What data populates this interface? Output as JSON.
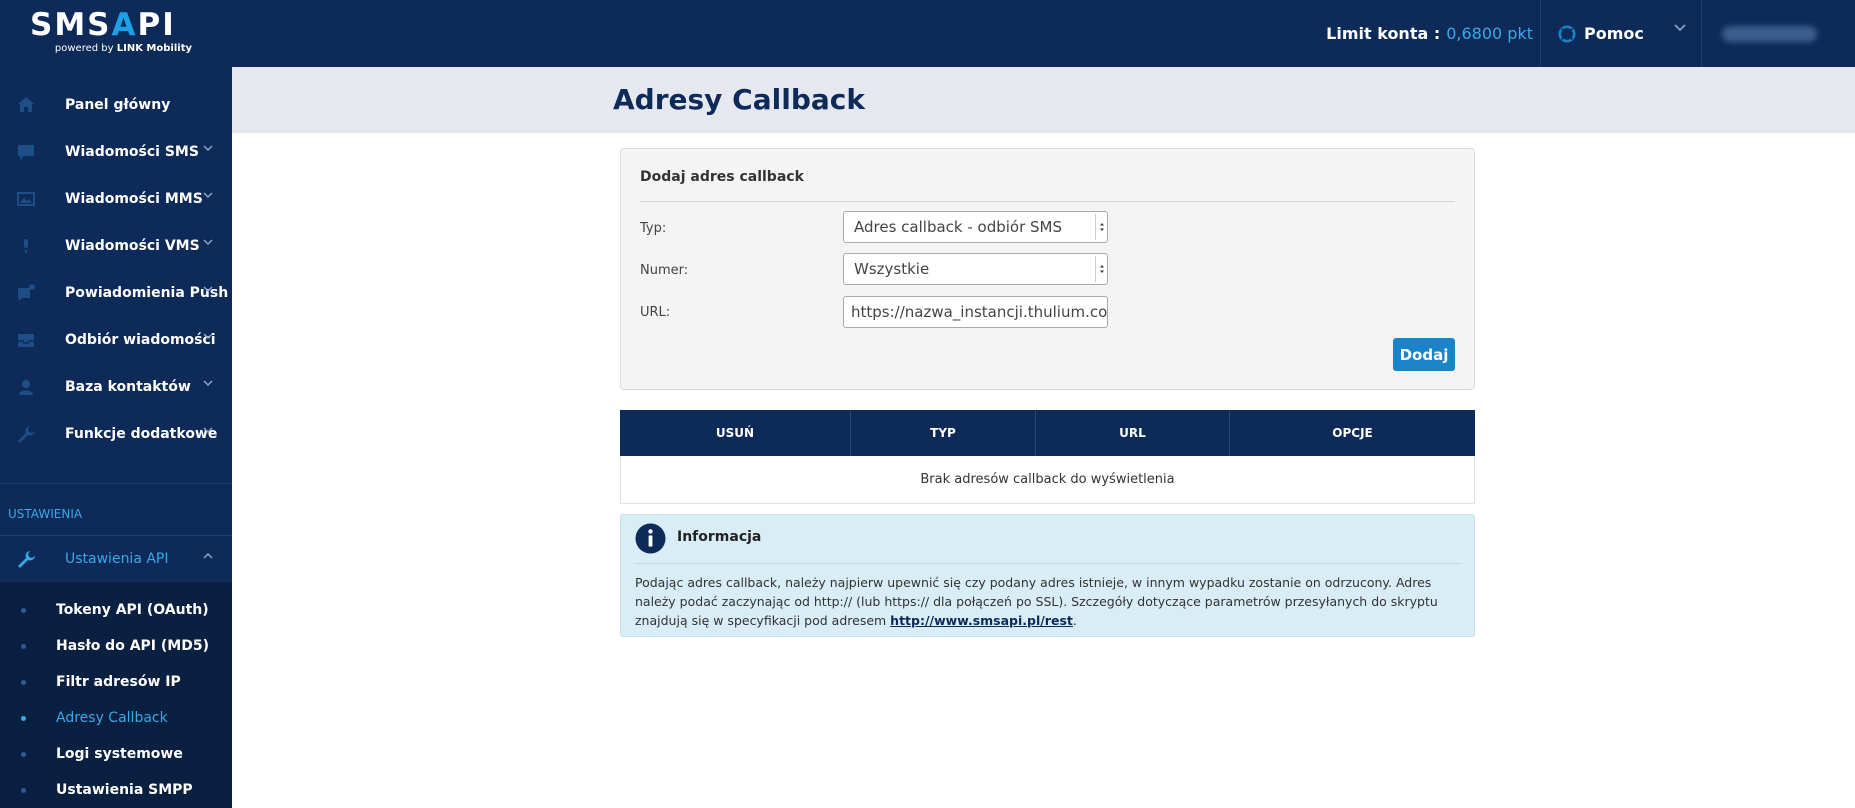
{
  "brand": {
    "logo_prefix": "SMS",
    "logo_accent": "A",
    "logo_suffix": "PI",
    "tagline_prefix": "powered by",
    "tagline_brand": "LINK Mobility"
  },
  "header": {
    "limit_label": "Limit konta :",
    "limit_value": "0,6800 pkt",
    "help_label": "Pomoc"
  },
  "sidebar": {
    "items": [
      {
        "label": "Panel główny",
        "icon": "home-icon"
      },
      {
        "label": "Wiadomości SMS",
        "icon": "chat-icon"
      },
      {
        "label": "Wiadomości MMS",
        "icon": "image-icon"
      },
      {
        "label": "Wiadomości VMS",
        "icon": "microphone-icon"
      },
      {
        "label": "Powiadomienia Push",
        "icon": "push-icon"
      },
      {
        "label": "Odbiór wiadomości",
        "icon": "inbox-icon"
      },
      {
        "label": "Baza kontaktów",
        "icon": "contacts-icon"
      },
      {
        "label": "Funkcje dodatkowe",
        "icon": "wrench-icon"
      }
    ],
    "section_label": "USTAWIENIA",
    "api_settings_label": "Ustawienia API",
    "sub_items": [
      {
        "label": "Tokeny API (OAuth)"
      },
      {
        "label": "Hasło do API (MD5)"
      },
      {
        "label": "Filtr adresów IP"
      },
      {
        "label": "Adresy Callback"
      },
      {
        "label": "Logi systemowe"
      },
      {
        "label": "Ustawienia SMPP"
      }
    ]
  },
  "page": {
    "title": "Adresy Callback"
  },
  "form": {
    "title": "Dodaj adres callback",
    "type_label": "Typ:",
    "type_value": "Adres callback - odbiór SMS",
    "number_label": "Numer:",
    "number_value": "Wszystkie",
    "url_label": "URL:",
    "url_value": "https://nazwa_instancji.thulium.com",
    "add_button": "Dodaj"
  },
  "table": {
    "headers": [
      "USUŃ",
      "TYP",
      "URL",
      "OPCJE"
    ],
    "empty_message": "Brak adresów callback do wyświetlenia"
  },
  "info": {
    "title": "Informacja",
    "text": "Podając adres callback, należy najpierw upewnić się czy podany adres istnieje, w innym wypadku zostanie on odrzucony. Adres należy podać zaczynając od http:// (lub https:// dla połączeń po SSL). Szczegóły dotyczące parametrów przesyłanych do skryptu znajdują się w specyfikacji pod adresem ",
    "link": "http://www.smsapi.pl/rest",
    "text_end": "."
  },
  "colors": {
    "navy": "#0d2a58",
    "accent": "#3aa8e8",
    "button": "#1a84c9",
    "info_bg": "#d8edf5"
  }
}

☆ ☆ ☆ ☆ ☆

EXERCISE DETAILS:
Print the listing above in full, exactly as written. Omit any pictures.

EXERCISE OUTPUT:
What data populates this interface? Output as JSON.
{
  "brand": {
    "logo_prefix": "SMS",
    "logo_accent": "A",
    "logo_suffix": "PI",
    "tagline_prefix": "powered by",
    "tagline_brand": "LINK Mobility"
  },
  "header": {
    "limit_label": "Limit konta :",
    "limit_value": "0,6800 pkt",
    "help_label": "Pomoc"
  },
  "sidebar": {
    "items": [
      {
        "label": "Panel główny",
        "icon": "home-icon"
      },
      {
        "label": "Wiadomości SMS",
        "icon": "chat-icon"
      },
      {
        "label": "Wiadomości MMS",
        "icon": "image-icon"
      },
      {
        "label": "Wiadomości VMS",
        "icon": "microphone-icon"
      },
      {
        "label": "Powiadomienia Push",
        "icon": "push-icon"
      },
      {
        "label": "Odbiór wiadomości",
        "icon": "inbox-icon"
      },
      {
        "label": "Baza kontaktów",
        "icon": "contacts-icon"
      },
      {
        "label": "Funkcje dodatkowe",
        "icon": "wrench-icon"
      }
    ],
    "section_label": "USTAWIENIA",
    "api_settings_label": "Ustawienia API",
    "sub_items": [
      {
        "label": "Tokeny API (OAuth)"
      },
      {
        "label": "Hasło do API (MD5)"
      },
      {
        "label": "Filtr adresów IP"
      },
      {
        "label": "Adresy Callback"
      },
      {
        "label": "Logi systemowe"
      },
      {
        "label": "Ustawienia SMPP"
      }
    ]
  },
  "page": {
    "title": "Adresy Callback"
  },
  "form": {
    "title": "Dodaj adres callback",
    "type_label": "Typ:",
    "type_value": "Adres callback - odbiór SMS",
    "number_label": "Numer:",
    "number_value": "Wszystkie",
    "url_label": "URL:",
    "url_value": "https://nazwa_instancji.thulium.com",
    "add_button": "Dodaj"
  },
  "table": {
    "headers": [
      "USUŃ",
      "TYP",
      "URL",
      "OPCJE"
    ],
    "empty_message": "Brak adresów callback do wyświetlenia"
  },
  "info": {
    "title": "Informacja",
    "text": "Podając adres callback, należy najpierw upewnić się czy podany adres istnieje, w innym wypadku zostanie on odrzucony. Adres należy podać zaczynając od http:// (lub https:// dla połączeń po SSL). Szczegóły dotyczące parametrów przesyłanych do skryptu znajdują się w specyfikacji pod adresem ",
    "link": "http://www.smsapi.pl/rest",
    "text_end": "."
  },
  "colors": {
    "navy": "#0d2a58",
    "accent": "#3aa8e8",
    "button": "#1a84c9",
    "info_bg": "#d8edf5"
  }
}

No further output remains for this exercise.